*** Data to examine

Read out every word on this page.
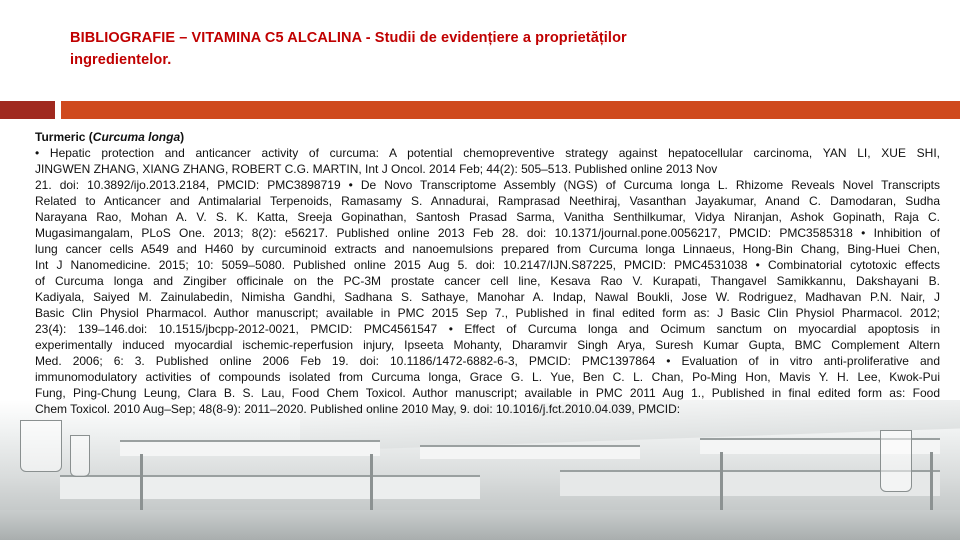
BIBLIOGRAFIE – VITAMINA C5 ALCALINA - Studii de evidențiere a proprietăților
ingredientelor.
Turmeric (Curcuma longa)
• Hepatic protection and anticancer activity of curcuma: A potential chemopreventive strategy against hepatocellular carcinoma, YAN LI, XUE SHI,
JINGWEN ZHANG, XIANG ZHANG, ROBERT C.G. MARTIN, Int J Oncol. 2014 Feb; 44(2): 505–513. Published online 2013 Nov
21. doi: 10.3892/ijo.2013.2184, PMCID: PMC3898719 • De Novo Transcriptome Assembly (NGS) of Curcuma longa L. Rhizome Reveals Novel Transcripts
Related to Anticancer and Antimalarial Terpenoids, Ramasamy S. Annadurai, Ramprasad Neethiraj, Vasanthan Jayakumar, Anand C. Damodaran, Sudha
Narayana Rao, Mohan A. V. S. K. Katta, Sreeja Gopinathan, Santosh Prasad Sarma, Vanitha Senthilkumar, Vidya Niranjan, Ashok Gopinath, Raja C.
Mugasimangalam, PLoS One. 2013; 8(2): e56217. Published online 2013 Feb 28. doi: 10.1371/journal.pone.0056217, PMCID: PMC3585318 • Inhibition of
lung cancer cells A549 and H460 by curcuminoid extracts and nanoemulsions prepared from Curcuma longa Linnaeus, Hong-Bin Chang, Bing-Huei Chen,
Int J Nanomedicine. 2015; 10: 5059–5080. Published online 2015 Aug 5. doi: 10.2147/IJN.S87225, PMCID: PMC4531038 • Combinatorial cytotoxic effects
of Curcuma longa and Zingiber officinale on the PC-3M prostate cancer cell line, Kesava Rao V. Kurapati, Thangavel Samikkannu, Dakshayani B.
Kadiyala, Saiyed M. Zainulabedin, Nimisha Gandhi, Sadhana S. Sathaye, Manohar A. Indap, Nawal Boukli, Jose W. Rodriguez, Madhavan P.N. Nair, J
Basic Clin Physiol Pharmacol. Author manuscript; available in PMC 2015 Sep 7., Published in final edited form as: J Basic Clin Physiol Pharmacol. 2012;
23(4): 139–146.doi: 10.1515/jbcpp-2012-0021, PMCID: PMC4561547 • Effect of Curcuma longa and Ocimum sanctum on myocardial apoptosis in
experimentally induced myocardial ischemic-reperfusion injury, Ipseeta Mohanty, Dharamvir Singh Arya, Suresh Kumar Gupta, BMC Complement Altern
Med. 2006; 6: 3. Published online 2006 Feb 19. doi: 10.1186/1472-6882-6-3, PMCID: PMC1397864 • Evaluation of in vitro anti-proliferative and
immunomodulatory activities of compounds isolated from Curcuma longa, Grace G. L. Yue, Ben C. L. Chan, Po-Ming Hon, Mavis Y. H. Lee, Kwok-Pui
Fung, Ping-Chung Leung, Clara B. S. Lau, Food Chem Toxicol. Author manuscript; available in PMC 2011 Aug 1., Published in final edited form as: Food
Chem Toxicol. 2010 Aug–Sep; 48(8-9): 2011–2020. Published online 2010 May, 9. doi: 10.1016/j.fct.2010.04.039, PMCID:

******

> _What you need to do_:
For the string "Author", filter the data and copy out each line where it occurs.

> _Solved problem_:
Basic Clin Physiol Pharmacol. Author manuscript; available in PMC 2015 Sep 7., Published in final edited form as: J Basic Clin Physiol Pharmacol. 2012;
Fung, Ping-Chung Leung, Clara B. S. Lau, Food Chem Toxicol. Author manuscript; available in PMC 2011 Aug 1., Published in final edited form as: Food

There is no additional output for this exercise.